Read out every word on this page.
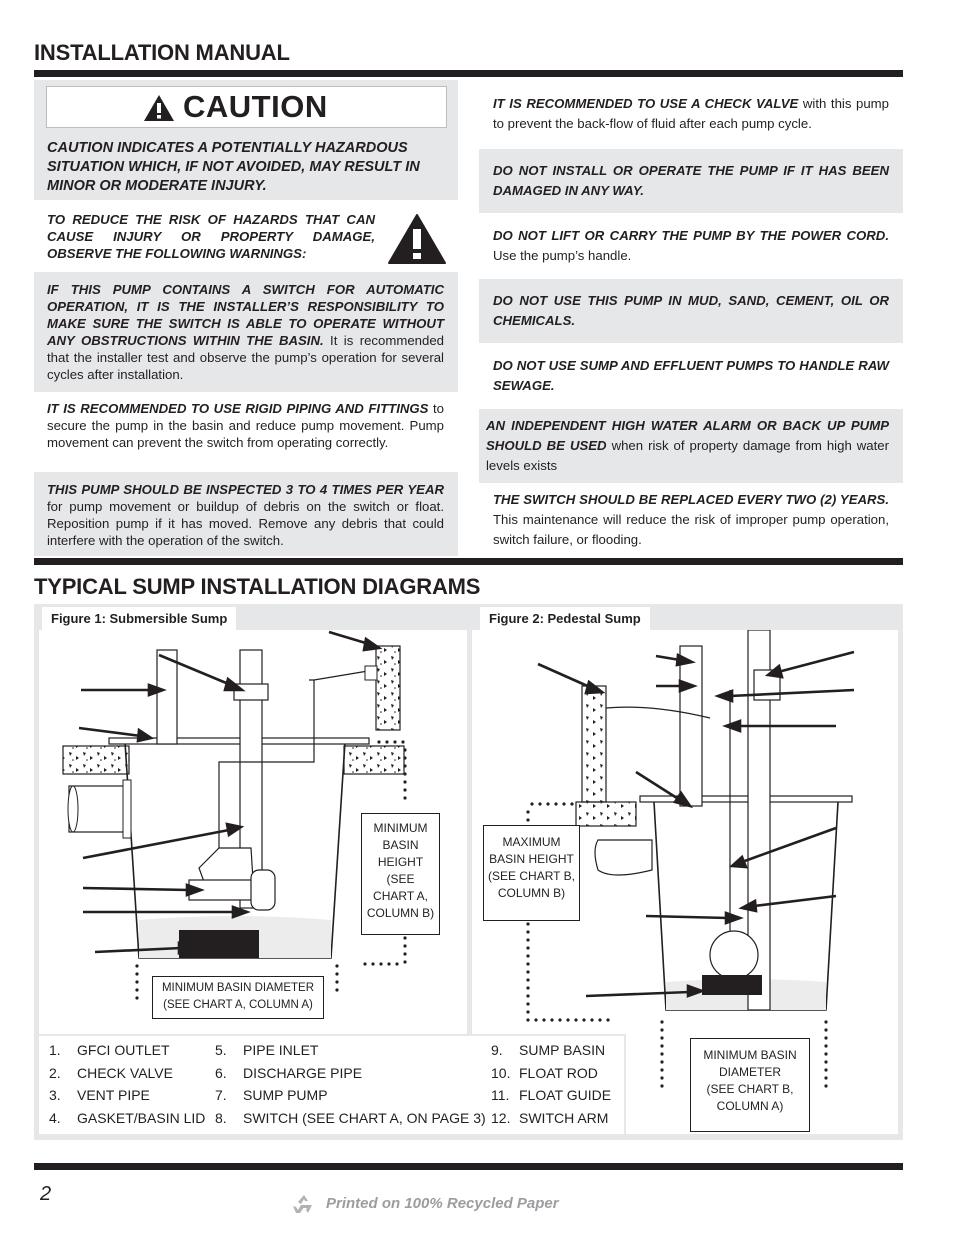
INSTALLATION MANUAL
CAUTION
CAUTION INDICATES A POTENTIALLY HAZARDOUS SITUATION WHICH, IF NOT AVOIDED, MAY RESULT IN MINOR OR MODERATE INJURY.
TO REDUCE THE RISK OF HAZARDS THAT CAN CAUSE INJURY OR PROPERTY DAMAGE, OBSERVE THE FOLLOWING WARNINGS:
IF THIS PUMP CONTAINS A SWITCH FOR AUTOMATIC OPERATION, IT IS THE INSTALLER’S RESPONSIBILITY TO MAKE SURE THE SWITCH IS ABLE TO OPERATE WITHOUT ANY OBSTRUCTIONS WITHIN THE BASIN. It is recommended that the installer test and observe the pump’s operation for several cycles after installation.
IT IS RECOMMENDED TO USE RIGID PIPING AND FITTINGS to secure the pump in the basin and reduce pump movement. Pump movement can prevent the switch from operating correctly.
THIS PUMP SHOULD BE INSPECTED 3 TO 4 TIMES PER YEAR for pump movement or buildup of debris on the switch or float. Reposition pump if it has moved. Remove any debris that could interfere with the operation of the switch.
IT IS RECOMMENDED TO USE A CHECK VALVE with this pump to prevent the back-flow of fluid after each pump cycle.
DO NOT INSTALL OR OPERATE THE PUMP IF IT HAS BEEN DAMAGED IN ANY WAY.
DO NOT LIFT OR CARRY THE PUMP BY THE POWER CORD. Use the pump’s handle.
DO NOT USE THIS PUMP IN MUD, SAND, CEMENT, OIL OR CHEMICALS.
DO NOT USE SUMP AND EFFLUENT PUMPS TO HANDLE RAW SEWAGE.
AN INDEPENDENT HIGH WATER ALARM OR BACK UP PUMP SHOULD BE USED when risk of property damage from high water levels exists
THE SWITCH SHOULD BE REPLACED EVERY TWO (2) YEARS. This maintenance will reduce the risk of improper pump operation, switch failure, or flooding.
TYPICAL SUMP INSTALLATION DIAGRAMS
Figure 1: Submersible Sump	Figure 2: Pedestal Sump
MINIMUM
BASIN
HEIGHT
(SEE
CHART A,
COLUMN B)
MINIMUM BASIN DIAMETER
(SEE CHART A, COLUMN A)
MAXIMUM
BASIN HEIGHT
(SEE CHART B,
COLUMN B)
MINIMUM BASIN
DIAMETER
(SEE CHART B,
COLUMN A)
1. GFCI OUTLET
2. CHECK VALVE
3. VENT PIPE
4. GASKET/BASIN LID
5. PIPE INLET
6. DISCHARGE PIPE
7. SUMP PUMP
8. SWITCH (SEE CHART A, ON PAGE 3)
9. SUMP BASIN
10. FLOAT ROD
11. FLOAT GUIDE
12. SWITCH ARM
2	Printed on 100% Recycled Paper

-*-

DIRECTION:
How many of the lines above contain the string "OPERATE"? Give the number only.

RESULT:
2